* **PROMPT**: Find the word "فاسق" in the records below. List each line containing it.

(Collection entries)
===============
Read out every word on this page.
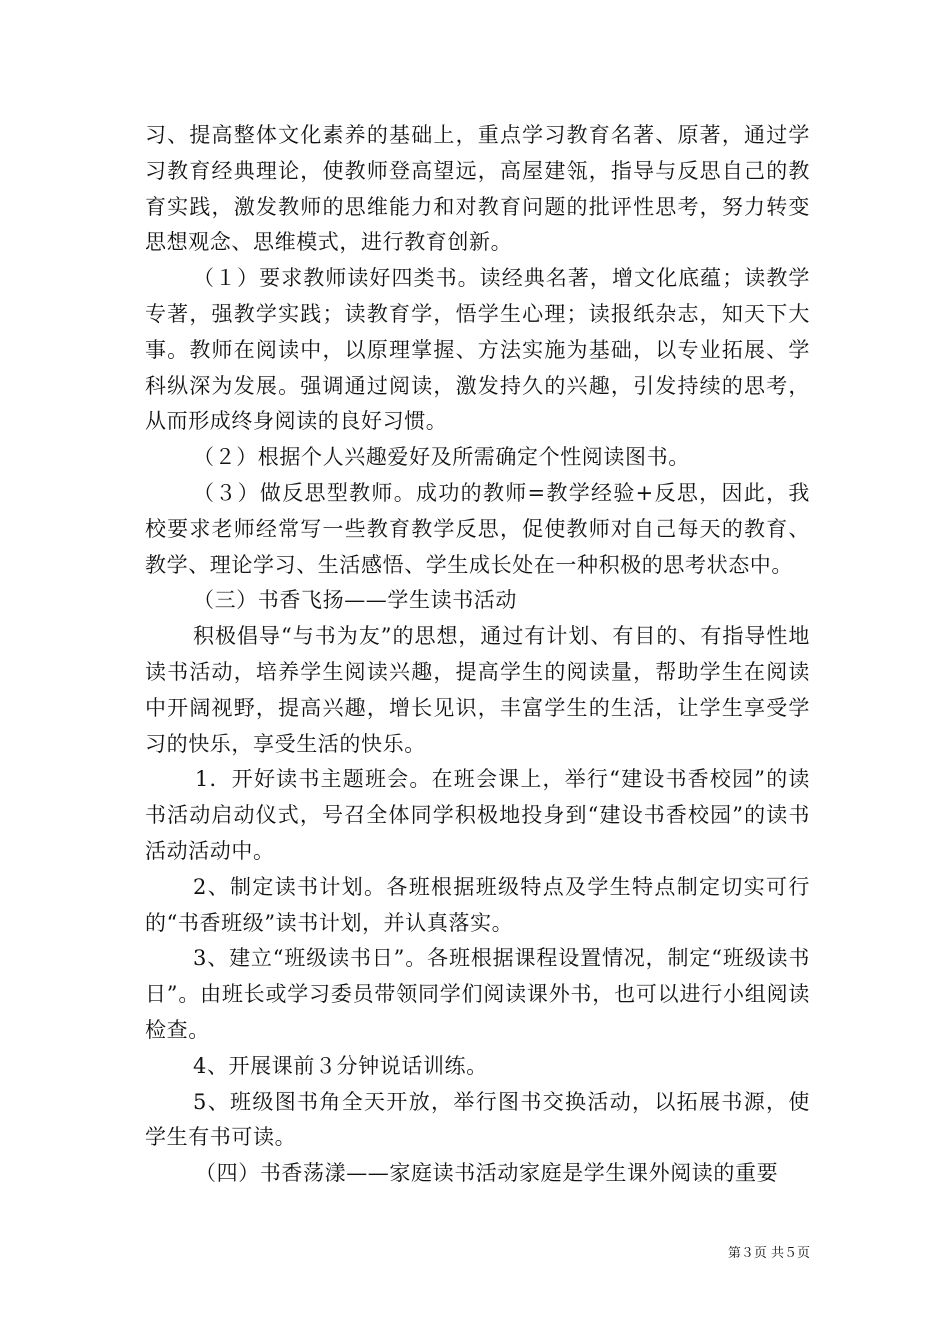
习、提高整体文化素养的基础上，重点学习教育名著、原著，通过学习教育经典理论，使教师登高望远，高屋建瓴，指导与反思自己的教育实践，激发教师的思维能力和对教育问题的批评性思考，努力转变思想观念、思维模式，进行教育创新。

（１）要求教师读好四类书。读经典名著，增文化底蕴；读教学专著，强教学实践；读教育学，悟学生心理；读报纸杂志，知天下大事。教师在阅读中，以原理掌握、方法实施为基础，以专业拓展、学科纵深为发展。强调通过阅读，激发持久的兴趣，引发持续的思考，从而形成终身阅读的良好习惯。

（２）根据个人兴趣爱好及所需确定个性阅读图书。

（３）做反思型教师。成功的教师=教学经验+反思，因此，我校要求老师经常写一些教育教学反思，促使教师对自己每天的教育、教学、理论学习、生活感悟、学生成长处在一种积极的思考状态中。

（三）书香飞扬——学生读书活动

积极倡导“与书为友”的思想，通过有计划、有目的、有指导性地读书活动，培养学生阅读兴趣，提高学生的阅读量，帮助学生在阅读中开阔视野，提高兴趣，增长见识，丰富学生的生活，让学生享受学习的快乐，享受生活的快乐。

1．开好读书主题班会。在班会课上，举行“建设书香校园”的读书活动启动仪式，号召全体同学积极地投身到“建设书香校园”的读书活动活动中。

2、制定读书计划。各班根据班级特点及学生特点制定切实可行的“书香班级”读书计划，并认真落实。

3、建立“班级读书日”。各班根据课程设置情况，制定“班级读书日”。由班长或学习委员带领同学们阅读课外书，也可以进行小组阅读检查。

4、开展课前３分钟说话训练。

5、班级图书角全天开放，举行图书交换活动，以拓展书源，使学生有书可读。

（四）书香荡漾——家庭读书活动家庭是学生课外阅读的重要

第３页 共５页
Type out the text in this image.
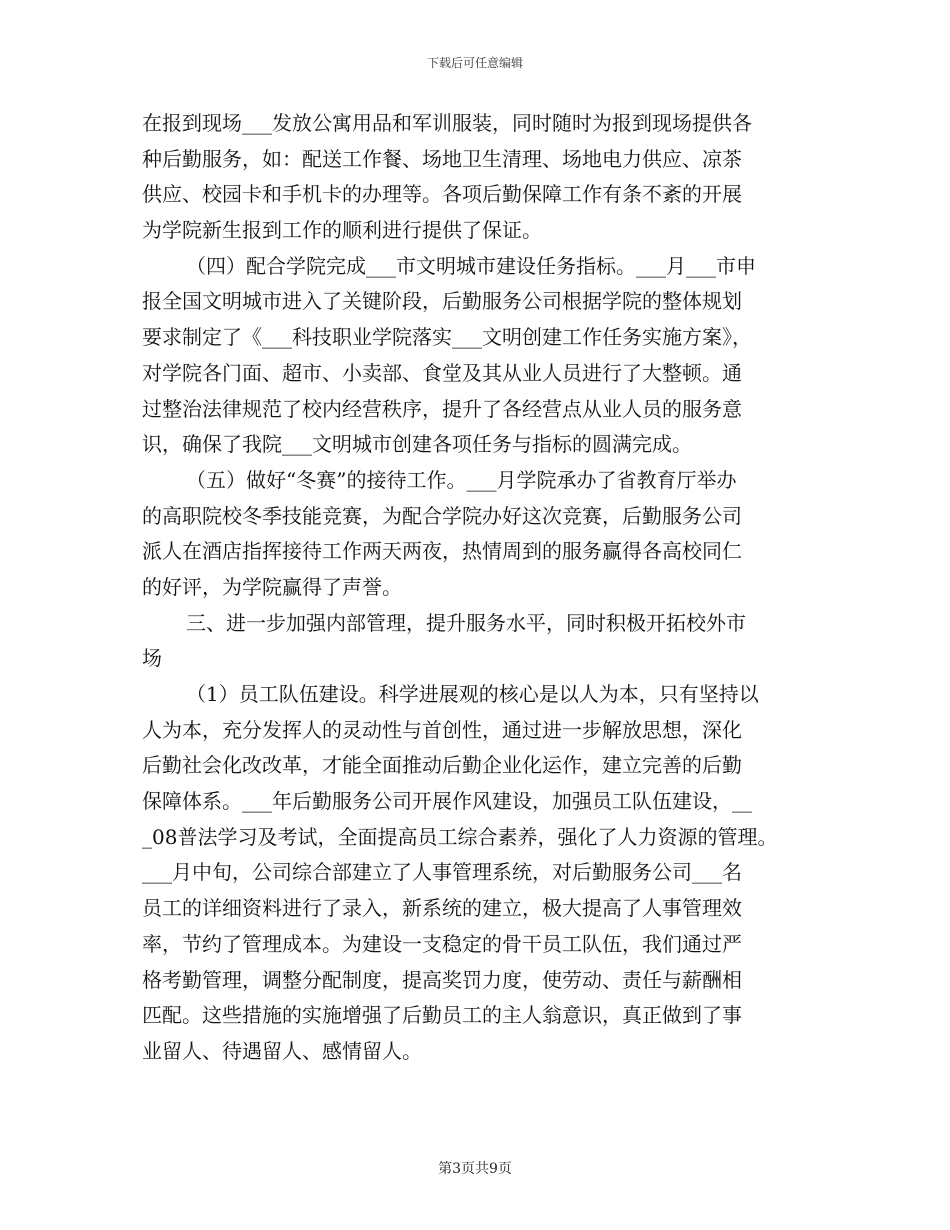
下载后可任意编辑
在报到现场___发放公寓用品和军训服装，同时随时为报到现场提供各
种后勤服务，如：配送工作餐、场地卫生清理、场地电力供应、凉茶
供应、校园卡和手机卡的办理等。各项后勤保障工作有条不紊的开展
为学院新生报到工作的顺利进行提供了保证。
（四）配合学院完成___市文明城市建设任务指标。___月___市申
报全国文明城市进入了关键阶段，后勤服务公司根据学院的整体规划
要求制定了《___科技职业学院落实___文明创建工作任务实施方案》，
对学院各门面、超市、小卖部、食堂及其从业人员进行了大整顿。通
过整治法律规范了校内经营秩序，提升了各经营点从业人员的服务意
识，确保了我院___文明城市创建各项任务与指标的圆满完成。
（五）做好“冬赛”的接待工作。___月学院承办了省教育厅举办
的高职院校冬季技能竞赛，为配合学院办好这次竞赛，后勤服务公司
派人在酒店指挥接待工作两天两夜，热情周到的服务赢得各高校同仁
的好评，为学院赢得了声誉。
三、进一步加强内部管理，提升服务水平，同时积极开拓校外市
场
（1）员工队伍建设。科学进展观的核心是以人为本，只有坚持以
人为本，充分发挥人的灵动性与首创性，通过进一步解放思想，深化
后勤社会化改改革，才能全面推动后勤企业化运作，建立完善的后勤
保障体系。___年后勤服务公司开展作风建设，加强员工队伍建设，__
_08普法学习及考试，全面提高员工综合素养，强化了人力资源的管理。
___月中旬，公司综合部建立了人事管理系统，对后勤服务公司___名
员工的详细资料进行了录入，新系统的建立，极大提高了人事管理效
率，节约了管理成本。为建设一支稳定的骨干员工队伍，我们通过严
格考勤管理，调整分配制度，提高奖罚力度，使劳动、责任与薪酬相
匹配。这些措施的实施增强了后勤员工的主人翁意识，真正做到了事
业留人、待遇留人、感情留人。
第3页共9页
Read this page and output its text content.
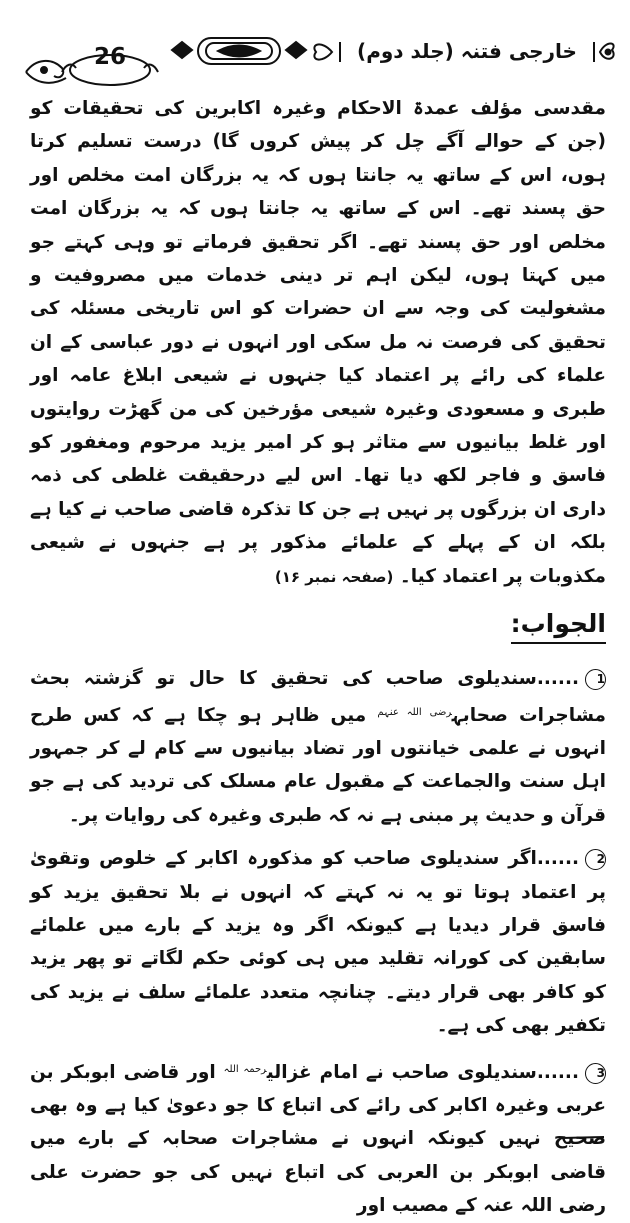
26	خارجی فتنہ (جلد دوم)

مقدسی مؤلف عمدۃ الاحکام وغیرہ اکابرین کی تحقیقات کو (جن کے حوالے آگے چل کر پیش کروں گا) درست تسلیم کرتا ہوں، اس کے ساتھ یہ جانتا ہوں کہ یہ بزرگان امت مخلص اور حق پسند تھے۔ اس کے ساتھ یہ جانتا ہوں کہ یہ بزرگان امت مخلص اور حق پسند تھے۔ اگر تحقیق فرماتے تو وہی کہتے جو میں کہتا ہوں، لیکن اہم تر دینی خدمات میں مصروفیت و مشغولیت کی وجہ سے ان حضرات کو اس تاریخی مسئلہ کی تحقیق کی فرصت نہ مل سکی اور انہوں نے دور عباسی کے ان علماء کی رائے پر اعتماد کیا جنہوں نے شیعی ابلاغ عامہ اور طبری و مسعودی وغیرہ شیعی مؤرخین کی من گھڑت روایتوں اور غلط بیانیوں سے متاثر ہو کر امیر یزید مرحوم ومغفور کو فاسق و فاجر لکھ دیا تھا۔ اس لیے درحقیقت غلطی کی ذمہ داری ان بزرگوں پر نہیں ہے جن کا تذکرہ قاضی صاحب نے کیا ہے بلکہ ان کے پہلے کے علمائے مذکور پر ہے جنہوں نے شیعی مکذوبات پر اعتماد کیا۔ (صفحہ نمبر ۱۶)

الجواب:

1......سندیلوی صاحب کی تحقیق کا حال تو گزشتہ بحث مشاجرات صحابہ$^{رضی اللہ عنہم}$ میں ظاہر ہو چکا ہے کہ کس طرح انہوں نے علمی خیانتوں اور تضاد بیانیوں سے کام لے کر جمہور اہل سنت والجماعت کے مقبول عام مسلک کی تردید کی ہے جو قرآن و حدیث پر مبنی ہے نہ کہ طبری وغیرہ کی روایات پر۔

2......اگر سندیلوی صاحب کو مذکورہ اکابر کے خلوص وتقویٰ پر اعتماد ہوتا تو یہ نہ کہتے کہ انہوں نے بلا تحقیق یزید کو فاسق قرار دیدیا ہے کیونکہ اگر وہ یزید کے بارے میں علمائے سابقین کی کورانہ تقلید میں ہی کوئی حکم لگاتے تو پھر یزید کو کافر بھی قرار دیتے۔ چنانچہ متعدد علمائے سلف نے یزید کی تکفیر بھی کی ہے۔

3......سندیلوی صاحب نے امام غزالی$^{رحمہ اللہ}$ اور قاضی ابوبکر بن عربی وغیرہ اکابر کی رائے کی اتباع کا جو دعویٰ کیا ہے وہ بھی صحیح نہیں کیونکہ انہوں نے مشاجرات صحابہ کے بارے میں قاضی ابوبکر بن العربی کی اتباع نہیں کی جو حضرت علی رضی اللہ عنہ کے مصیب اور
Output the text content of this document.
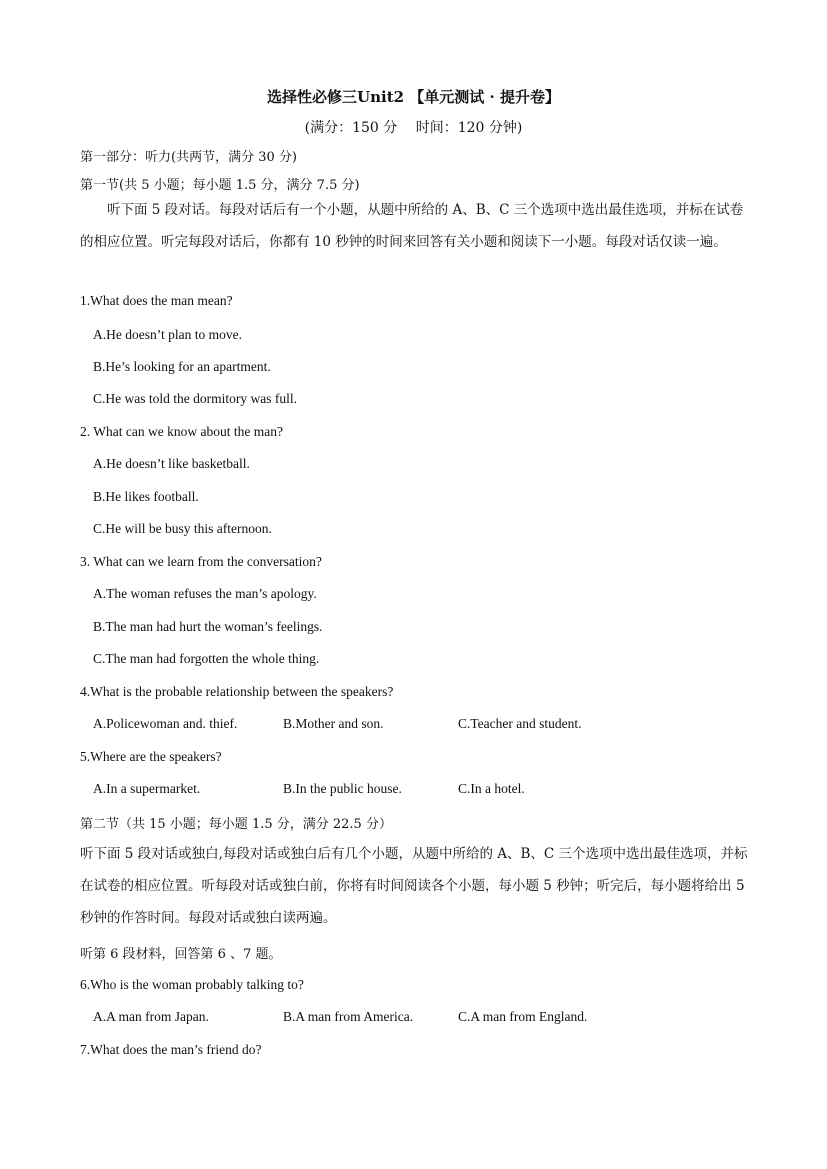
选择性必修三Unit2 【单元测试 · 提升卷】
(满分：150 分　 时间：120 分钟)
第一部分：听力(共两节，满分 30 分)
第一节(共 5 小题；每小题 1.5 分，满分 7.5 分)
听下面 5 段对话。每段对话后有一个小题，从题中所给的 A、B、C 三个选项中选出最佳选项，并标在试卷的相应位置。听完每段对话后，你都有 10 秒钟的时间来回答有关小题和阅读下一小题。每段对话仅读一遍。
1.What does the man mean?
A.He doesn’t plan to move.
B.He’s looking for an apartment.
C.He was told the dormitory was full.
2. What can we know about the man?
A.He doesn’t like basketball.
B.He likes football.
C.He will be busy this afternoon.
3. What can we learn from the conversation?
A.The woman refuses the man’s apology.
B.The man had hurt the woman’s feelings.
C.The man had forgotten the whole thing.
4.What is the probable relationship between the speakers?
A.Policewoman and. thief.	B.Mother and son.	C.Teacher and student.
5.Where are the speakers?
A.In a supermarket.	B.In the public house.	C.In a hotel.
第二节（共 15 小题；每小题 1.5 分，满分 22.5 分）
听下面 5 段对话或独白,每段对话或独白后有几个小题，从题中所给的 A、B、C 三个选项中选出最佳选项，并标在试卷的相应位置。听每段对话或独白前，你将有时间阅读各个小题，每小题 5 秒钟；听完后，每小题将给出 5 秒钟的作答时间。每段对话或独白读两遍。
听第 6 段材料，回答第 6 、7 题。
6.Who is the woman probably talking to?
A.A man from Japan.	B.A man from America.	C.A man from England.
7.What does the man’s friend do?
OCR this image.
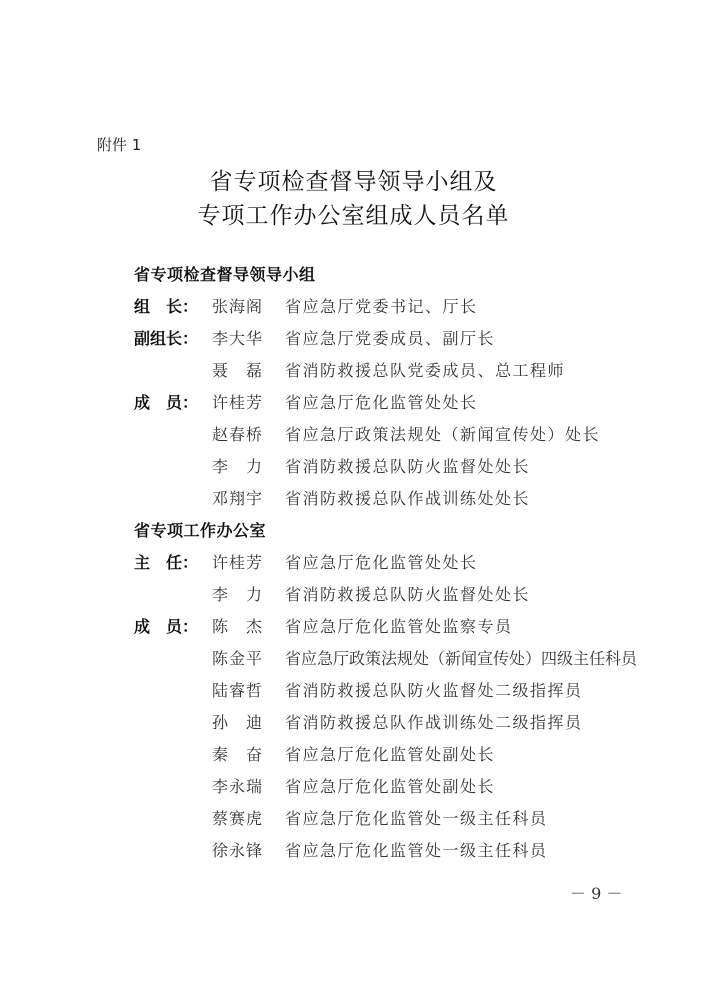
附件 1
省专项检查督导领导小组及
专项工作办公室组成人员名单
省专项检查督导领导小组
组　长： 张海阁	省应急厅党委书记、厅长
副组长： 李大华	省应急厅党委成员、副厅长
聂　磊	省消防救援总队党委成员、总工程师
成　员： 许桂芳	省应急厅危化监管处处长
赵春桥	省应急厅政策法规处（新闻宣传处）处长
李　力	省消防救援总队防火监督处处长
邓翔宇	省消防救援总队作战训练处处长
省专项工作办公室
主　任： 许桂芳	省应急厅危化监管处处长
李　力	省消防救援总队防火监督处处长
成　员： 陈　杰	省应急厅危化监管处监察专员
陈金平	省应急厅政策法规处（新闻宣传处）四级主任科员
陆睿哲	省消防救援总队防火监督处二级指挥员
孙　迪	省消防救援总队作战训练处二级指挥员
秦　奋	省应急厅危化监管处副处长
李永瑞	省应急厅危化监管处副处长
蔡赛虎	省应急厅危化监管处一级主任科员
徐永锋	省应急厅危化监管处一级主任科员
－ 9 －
===============
* **TASK RESPONSE**:
مقدسی مؤلف عمدۃ الاحکام وغیرہ اکابرین کی تحقیقات کو (جن کے حوالے آگے چل کر پیش کروں گا) درست تسلیم کرتا ہوں، اس کے ساتھ یہ جانتا ہوں کہ یہ بزرگان امت مخلص اور حق پسند تھے۔ اس کے ساتھ یہ جانتا ہوں کہ یہ بزرگان امت مخلص اور حق پسند تھے۔ اگر تحقیق فرماتے تو وہی کہتے جو میں کہتا ہوں، لیکن اہم تر دینی خدمات میں مصروفیت و مشغولیت کی وجہ سے ان حضرات کو اس تاریخی مسئلہ کی تحقیق کی فرصت نہ مل سکی اور انہوں نے دور عباسی کے ان علماء کی رائے پر اعتماد کیا جنہوں نے شیعی ابلاغ عامہ اور طبری و مسعودی وغیرہ شیعی مؤرخین کی من گھڑت روایتوں اور غلط بیانیوں سے متاثر ہو کر امیر یزید مرحوم ومغفور کو فاسق و فاجر لکھ دیا تھا۔ اس لیے درحقیقت غلطی کی ذمہ داری ان بزرگوں پر نہیں ہے جن کا تذکرہ قاضی صاحب نے کیا ہے بلکہ ان کے پہلے کے علمائے مذکور پر ہے جنہوں نے شیعی مکذوبات پر اعتماد کیا۔ (صفحہ نمبر ۱۶)
2......اگر سندیلوی صاحب کو مذکورہ اکابر کے خلوص وتقویٰ پر اعتماد ہوتا تو یہ نہ کہتے کہ انہوں نے بلا تحقیق یزید کو فاسق قرار دیدیا ہے کیونکہ اگر وہ یزید کے بارے میں علمائے سابقین کی کورانہ تقلید میں ہی کوئی حکم لگاتے تو پھر یزید کو کافر بھی قرار دیتے۔ چنانچہ متعدد علمائے سلف نے یزید کی تکفیر بھی کی ہے۔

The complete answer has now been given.